[start of The input]
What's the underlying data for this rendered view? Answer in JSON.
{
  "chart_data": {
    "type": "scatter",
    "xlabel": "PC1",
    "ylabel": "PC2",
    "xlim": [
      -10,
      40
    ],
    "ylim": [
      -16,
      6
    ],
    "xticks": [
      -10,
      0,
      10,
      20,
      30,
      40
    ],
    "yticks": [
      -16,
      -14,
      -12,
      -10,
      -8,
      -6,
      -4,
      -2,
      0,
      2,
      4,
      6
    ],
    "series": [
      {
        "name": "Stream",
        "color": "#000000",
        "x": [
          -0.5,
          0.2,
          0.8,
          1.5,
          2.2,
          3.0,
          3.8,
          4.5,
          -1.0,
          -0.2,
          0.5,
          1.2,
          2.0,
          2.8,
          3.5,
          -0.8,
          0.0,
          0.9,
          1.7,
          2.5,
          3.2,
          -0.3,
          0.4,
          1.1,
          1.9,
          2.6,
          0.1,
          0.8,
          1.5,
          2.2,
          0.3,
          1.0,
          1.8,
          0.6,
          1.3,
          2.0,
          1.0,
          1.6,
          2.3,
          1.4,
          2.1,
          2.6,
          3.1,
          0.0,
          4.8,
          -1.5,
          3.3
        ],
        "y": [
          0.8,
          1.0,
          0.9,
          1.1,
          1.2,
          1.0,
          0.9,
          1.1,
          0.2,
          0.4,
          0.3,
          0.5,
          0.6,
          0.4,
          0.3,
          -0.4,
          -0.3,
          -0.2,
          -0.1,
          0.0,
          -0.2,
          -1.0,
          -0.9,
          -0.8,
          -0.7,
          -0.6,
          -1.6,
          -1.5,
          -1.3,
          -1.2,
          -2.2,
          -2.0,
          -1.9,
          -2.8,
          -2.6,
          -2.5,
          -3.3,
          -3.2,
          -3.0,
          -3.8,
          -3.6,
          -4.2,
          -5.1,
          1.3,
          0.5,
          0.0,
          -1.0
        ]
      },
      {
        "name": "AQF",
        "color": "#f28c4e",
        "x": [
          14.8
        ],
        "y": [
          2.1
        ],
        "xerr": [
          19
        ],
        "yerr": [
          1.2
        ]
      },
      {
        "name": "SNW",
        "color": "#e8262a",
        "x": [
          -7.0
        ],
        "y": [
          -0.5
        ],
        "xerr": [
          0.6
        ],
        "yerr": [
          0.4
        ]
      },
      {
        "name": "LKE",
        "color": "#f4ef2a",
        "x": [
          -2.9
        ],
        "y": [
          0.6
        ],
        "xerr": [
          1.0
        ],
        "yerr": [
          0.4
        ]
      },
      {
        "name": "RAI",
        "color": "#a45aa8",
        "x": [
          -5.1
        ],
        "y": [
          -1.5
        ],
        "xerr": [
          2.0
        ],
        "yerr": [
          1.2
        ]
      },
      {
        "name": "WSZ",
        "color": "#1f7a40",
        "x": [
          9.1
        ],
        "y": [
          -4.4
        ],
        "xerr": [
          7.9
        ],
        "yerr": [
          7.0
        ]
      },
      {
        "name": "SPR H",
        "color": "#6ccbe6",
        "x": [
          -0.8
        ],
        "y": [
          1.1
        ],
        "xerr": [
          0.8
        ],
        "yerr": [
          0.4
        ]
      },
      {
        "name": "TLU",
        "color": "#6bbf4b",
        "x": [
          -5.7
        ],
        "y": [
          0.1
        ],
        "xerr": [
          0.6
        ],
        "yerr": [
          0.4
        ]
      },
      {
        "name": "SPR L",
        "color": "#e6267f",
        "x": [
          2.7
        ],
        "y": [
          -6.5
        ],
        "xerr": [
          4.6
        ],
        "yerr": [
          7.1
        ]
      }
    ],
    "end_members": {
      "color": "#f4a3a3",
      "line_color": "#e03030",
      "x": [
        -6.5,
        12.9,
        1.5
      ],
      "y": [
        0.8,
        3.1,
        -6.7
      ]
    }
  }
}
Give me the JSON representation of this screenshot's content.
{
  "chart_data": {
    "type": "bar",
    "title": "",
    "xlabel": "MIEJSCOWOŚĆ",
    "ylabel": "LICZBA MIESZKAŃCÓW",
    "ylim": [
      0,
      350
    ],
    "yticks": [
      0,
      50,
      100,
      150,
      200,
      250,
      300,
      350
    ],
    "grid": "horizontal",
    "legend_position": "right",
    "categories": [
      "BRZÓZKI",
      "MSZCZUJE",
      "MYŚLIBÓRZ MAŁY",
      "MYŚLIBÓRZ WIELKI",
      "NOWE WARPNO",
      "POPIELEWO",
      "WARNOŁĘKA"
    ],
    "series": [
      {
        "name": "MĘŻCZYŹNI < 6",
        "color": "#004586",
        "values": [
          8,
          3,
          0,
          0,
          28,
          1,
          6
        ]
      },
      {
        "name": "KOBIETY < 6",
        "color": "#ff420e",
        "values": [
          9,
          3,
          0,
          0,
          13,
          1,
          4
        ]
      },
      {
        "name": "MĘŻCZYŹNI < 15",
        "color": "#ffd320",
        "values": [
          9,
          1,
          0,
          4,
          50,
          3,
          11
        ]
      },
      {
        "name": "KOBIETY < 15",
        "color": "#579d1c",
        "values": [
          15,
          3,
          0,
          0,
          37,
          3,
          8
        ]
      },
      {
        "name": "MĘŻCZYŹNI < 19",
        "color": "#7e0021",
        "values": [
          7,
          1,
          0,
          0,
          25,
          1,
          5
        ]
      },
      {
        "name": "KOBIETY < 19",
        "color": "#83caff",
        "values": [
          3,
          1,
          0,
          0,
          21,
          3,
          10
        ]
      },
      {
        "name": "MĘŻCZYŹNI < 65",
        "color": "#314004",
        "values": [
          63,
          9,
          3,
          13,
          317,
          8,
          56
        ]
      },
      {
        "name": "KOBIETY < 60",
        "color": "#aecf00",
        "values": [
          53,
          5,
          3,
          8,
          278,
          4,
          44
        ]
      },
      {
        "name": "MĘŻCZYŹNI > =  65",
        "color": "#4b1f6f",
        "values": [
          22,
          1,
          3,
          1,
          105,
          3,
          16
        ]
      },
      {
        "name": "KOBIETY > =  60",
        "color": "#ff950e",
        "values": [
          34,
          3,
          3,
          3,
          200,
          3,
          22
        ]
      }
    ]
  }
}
[end of The input]
What you have to do: Retype the material in full. Each word must match.

Written reply:
What's the underlying data for this rendered view? Answer in JSON.
{
  "chart_data": {
    "type": "scatter",
    "xlabel": "PC1",
    "ylabel": "PC2",
    "xlim": [
      -10,
      40
    ],
    "ylim": [
      -16,
      6
    ],
    "xticks": [
      -10,
      0,
      10,
      20,
      30,
      40
    ],
    "yticks": [
      -16,
      -14,
      -12,
      -10,
      -8,
      -6,
      -4,
      -2,
      0,
      2,
      4,
      6
    ],
    "series": [
      {
        "name": "Stream",
        "color": "#000000",
        "x": [
          -0.5,
          0.2,
          0.8,
          1.5,
          2.2,
          3.0,
          3.8,
          4.5,
          -1.0,
          -0.2,
          0.5,
          1.2,
          2.0,
          2.8,
          3.5,
          -0.8,
          0.0,
          0.9,
          1.7,
          2.5,
          3.2,
          -0.3,
          0.4,
          1.1,
          1.9,
          2.6,
          0.1,
          0.8,
          1.5,
          2.2,
          0.3,
          1.0,
          1.8,
          0.6,
          1.3,
          2.0,
          1.0,
          1.6,
          2.3,
          1.4,
          2.1,
          2.6,
          3.1,
          0.0,
          4.8,
          -1.5,
          3.3
        ],
        "y": [
          0.8,
          1.0,
          0.9,
          1.1,
          1.2,
          1.0,
          0.9,
          1.1,
          0.2,
          0.4,
          0.3,
          0.5,
          0.6,
          0.4,
          0.3,
          -0.4,
          -0.3,
          -0.2,
          -0.1,
          0.0,
          -0.2,
          -1.0,
          -0.9,
          -0.8,
          -0.7,
          -0.6,
          -1.6,
          -1.5,
          -1.3,
          -1.2,
          -2.2,
          -2.0,
          -1.9,
          -2.8,
          -2.6,
          -2.5,
          -3.3,
          -3.2,
          -3.0,
          -3.8,
          -3.6,
          -4.2,
          -5.1,
          1.3,
          0.5,
          0.0,
          -1.0
        ]
      },
      {
        "name": "AQF",
        "color": "#f28c4e",
        "x": [
          14.8
        ],
        "y": [
          2.1
        ],
        "xerr": [
          19
        ],
        "yerr": [
          1.2
        ]
      },
      {
        "name": "SNW",
        "color": "#e8262a",
        "x": [
          -7.0
        ],
        "y": [
          -0.5
        ],
        "xerr": [
          0.6
        ],
        "yerr": [
          0.4
        ]
      },
      {
        "name": "LKE",
        "color": "#f4ef2a",
        "x": [
          -2.9
        ],
        "y": [
          0.6
        ],
        "xerr": [
          1.0
        ],
        "yerr": [
          0.4
        ]
      },
      {
        "name": "RAI",
        "color": "#a45aa8",
        "x": [
          -5.1
        ],
        "y": [
          -1.5
        ],
        "xerr": [
          2.0
        ],
        "yerr": [
          1.2
        ]
      },
      {
        "name": "WSZ",
        "color": "#1f7a40",
        "x": [
          9.1
        ],
        "y": [
          -4.4
        ],
        "xerr": [
          7.9
        ],
        "yerr": [
          7.0
        ]
      },
      {
        "name": "SPR H",
        "color": "#6ccbe6",
        "x": [
          -0.8
        ],
        "y": [
          1.1
        ],
        "xerr": [
          0.8
        ],
        "yerr": [
          0.4
        ]
      },
      {
        "name": "TLU",
        "color": "#6bbf4b",
        "x": [
          -5.7
        ],
        "y": [
          0.1
        ],
        "xerr": [
          0.6
        ],
        "yerr": [
          0.4
        ]
      },
      {
        "name": "SPR L",
        "color": "#e6267f",
        "x": [
          2.7
        ],
        "y": [
          -6.5
        ],
        "xerr": [
          4.6
        ],
        "yerr": [
          7.1
        ]
      }
    ],
    "end_members": {
      "color": "#f4a3a3",
      "line_color": "#e03030",
      "x": [
        -6.5,
        12.9,
        1.5
      ],
      "y": [
        0.8,
        3.1,
        -6.7
      ]
    }
  }
}
Give me the JSON representation of this screenshot's content.
{
  "chart_data": {
    "type": "bar",
    "title": "",
    "xlabel": "MIEJSCOWOŚĆ",
    "ylabel": "LICZBA MIESZKAŃCÓW",
    "ylim": [
      0,
      350
    ],
    "yticks": [
      0,
      50,
      100,
      150,
      200,
      250,
      300,
      350
    ],
    "grid": "horizontal",
    "legend_position": "right",
    "categories": [
      "BRZÓZKI",
      "MSZCZUJE",
      "MYŚLIBÓRZ MAŁY",
      "MYŚLIBÓRZ WIELKI",
      "NOWE WARPNO",
      "POPIELEWO",
      "WARNOŁĘKA"
    ],
    "series": [
      {
        "name": "MĘŻCZYŹNI < 6",
        "color": "#004586",
        "values": [
          8,
          3,
          0,
          0,
          28,
          1,
          6
        ]
      },
      {
        "name": "KOBIETY < 6",
        "color": "#ff420e",
        "values": [
          9,
          3,
          0,
          0,
          13,
          1,
          4
        ]
      },
      {
        "name": "MĘŻCZYŹNI < 15",
        "color": "#ffd320",
        "values": [
          9,
          1,
          0,
          4,
          50,
          3,
          11
        ]
      },
      {
        "name": "KOBIETY < 15",
        "color": "#579d1c",
        "values": [
          15,
          3,
          0,
          0,
          37,
          3,
          8
        ]
      },
      {
        "name": "MĘŻCZYŹNI < 19",
        "color": "#7e0021",
        "values": [
          7,
          1,
          0,
          0,
          25,
          1,
          5
        ]
      },
      {
        "name": "KOBIETY < 19",
        "color": "#83caff",
        "values": [
          3,
          1,
          0,
          0,
          21,
          3,
          10
        ]
      },
      {
        "name": "MĘŻCZYŹNI < 65",
        "color": "#314004",
        "values": [
          63,
          9,
          3,
          13,
          317,
          8,
          56
        ]
      },
      {
        "name": "KOBIETY < 60",
        "color": "#aecf00",
        "values": [
          53,
          5,
          3,
          8,
          278,
          4,
          44
        ]
      },
      {
        "name": "MĘŻCZYŹNI > =  65",
        "color": "#4b1f6f",
        "values": [
          22,
          1,
          3,
          1,
          105,
          3,
          16
        ]
      },
      {
        "name": "KOBIETY > =  60",
        "color": "#ff950e",
        "values": [
          34,
          3,
          3,
          3,
          200,
          3,
          22
        ]
      }
    ]
  }
}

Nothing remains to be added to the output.